**** Record set

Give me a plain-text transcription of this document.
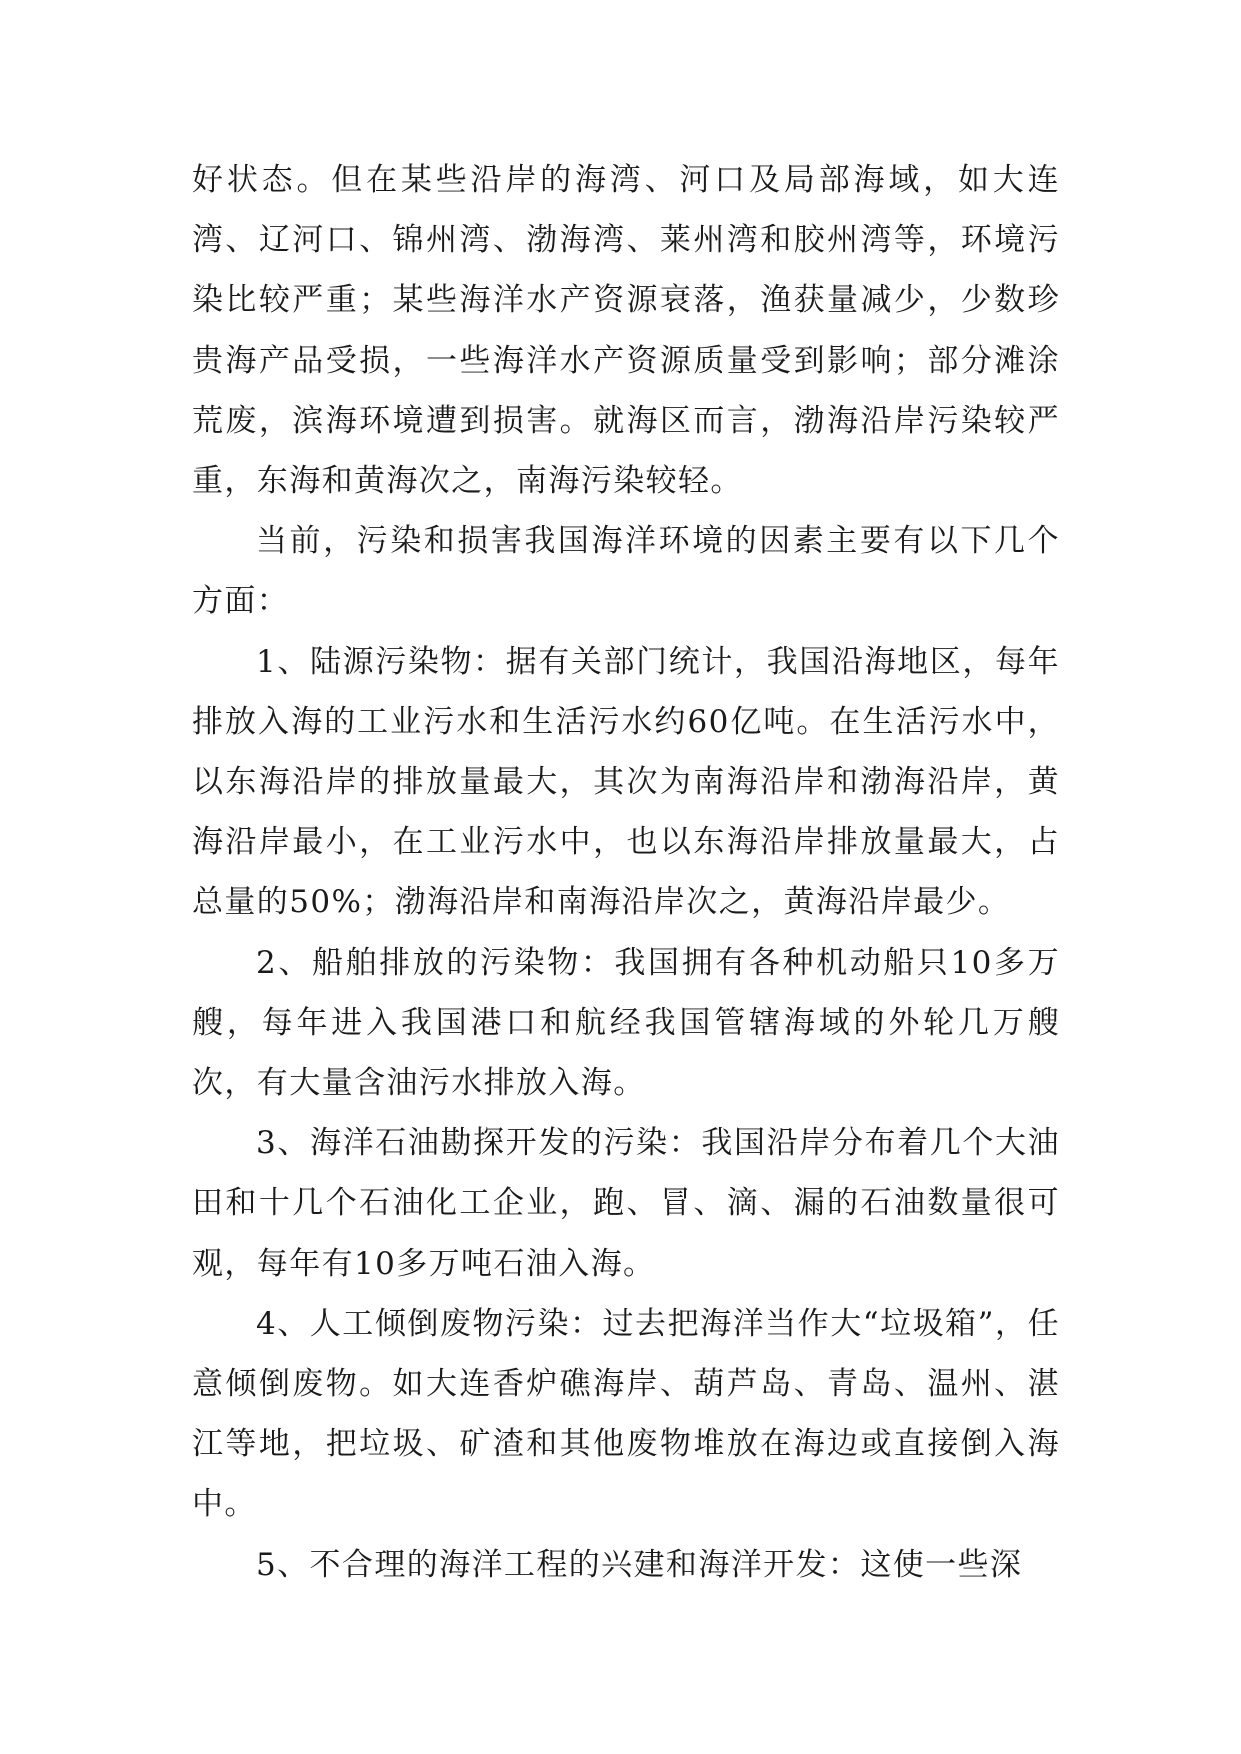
好状态。但在某些沿岸的海湾、河口及局部海域，如大连湾、辽河口、锦州湾、渤海湾、莱州湾和胶州湾等，环境污染比较严重；某些海洋水产资源衰落，渔获量减少，少数珍贵海产品受损，一些海洋水产资源质量受到影响；部分滩涂荒废，滨海环境遭到损害。就海区而言，渤海沿岸污染较严重，东海和黄海次之，南海污染较轻。

当前，污染和损害我国海洋环境的因素主要有以下几个方面：

1、陆源污染物：据有关部门统计，我国沿海地区，每年排放入海的工业污水和生活污水约60亿吨。在生活污水中，以东海沿岸的排放量最大，其次为南海沿岸和渤海沿岸，黄海沿岸最小，在工业污水中，也以东海沿岸排放量最大，占总量的50%；渤海沿岸和南海沿岸次之，黄海沿岸最少。

2、船舶排放的污染物：我国拥有各种机动船只10多万艘，每年进入我国港口和航经我国管辖海域的外轮几万艘次，有大量含油污水排放入海。

3、海洋石油勘探开发的污染：我国沿岸分布着几个大油田和十几个石油化工企业，跑、冒、滴、漏的石油数量很可观，每年有10多万吨石油入海。

4、人工倾倒废物污染：过去把海洋当作大“垃圾箱”，任意倾倒废物。如大连香炉礁海岸、葫芦岛、青岛、温州、湛江等地，把垃圾、矿渣和其他废物堆放在海边或直接倒入海中。

5、不合理的海洋工程的兴建和海洋开发：这使一些深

********

What you are asked to do: Drop the images and quote the entries word for word.

Full solution:
Give me a plain-text transcription of this document.
好状态。但在某些沿岸的海湾、河口及局部海域，如大连湾、辽河口、锦州湾、渤海湾、莱州湾和胶州湾等，环境污染比较严重；某些海洋水产资源衰落，渔获量减少，少数珍贵海产品受损，一些海洋水产资源质量受到影响；部分滩涂荒废，滨海环境遭到损害。就海区而言，渤海沿岸污染较严重，东海和黄海次之，南海污染较轻。

当前，污染和损害我国海洋环境的因素主要有以下几个方面：

1、陆源污染物：据有关部门统计，我国沿海地区，每年排放入海的工业污水和生活污水约60亿吨。在生活污水中，以东海沿岸的排放量最大，其次为南海沿岸和渤海沿岸，黄海沿岸最小，在工业污水中，也以东海沿岸排放量最大，占总量的50%；渤海沿岸和南海沿岸次之，黄海沿岸最少。

2、船舶排放的污染物：我国拥有各种机动船只10多万艘，每年进入我国港口和航经我国管辖海域的外轮几万艘次，有大量含油污水排放入海。

3、海洋石油勘探开发的污染：我国沿岸分布着几个大油田和十几个石油化工企业，跑、冒、滴、漏的石油数量很可观，每年有10多万吨石油入海。

4、人工倾倒废物污染：过去把海洋当作大“垃圾箱”，任意倾倒废物。如大连香炉礁海岸、葫芦岛、青岛、温州、湛江等地，把垃圾、矿渣和其他废物堆放在海边或直接倒入海中。

5、不合理的海洋工程的兴建和海洋开发：这使一些深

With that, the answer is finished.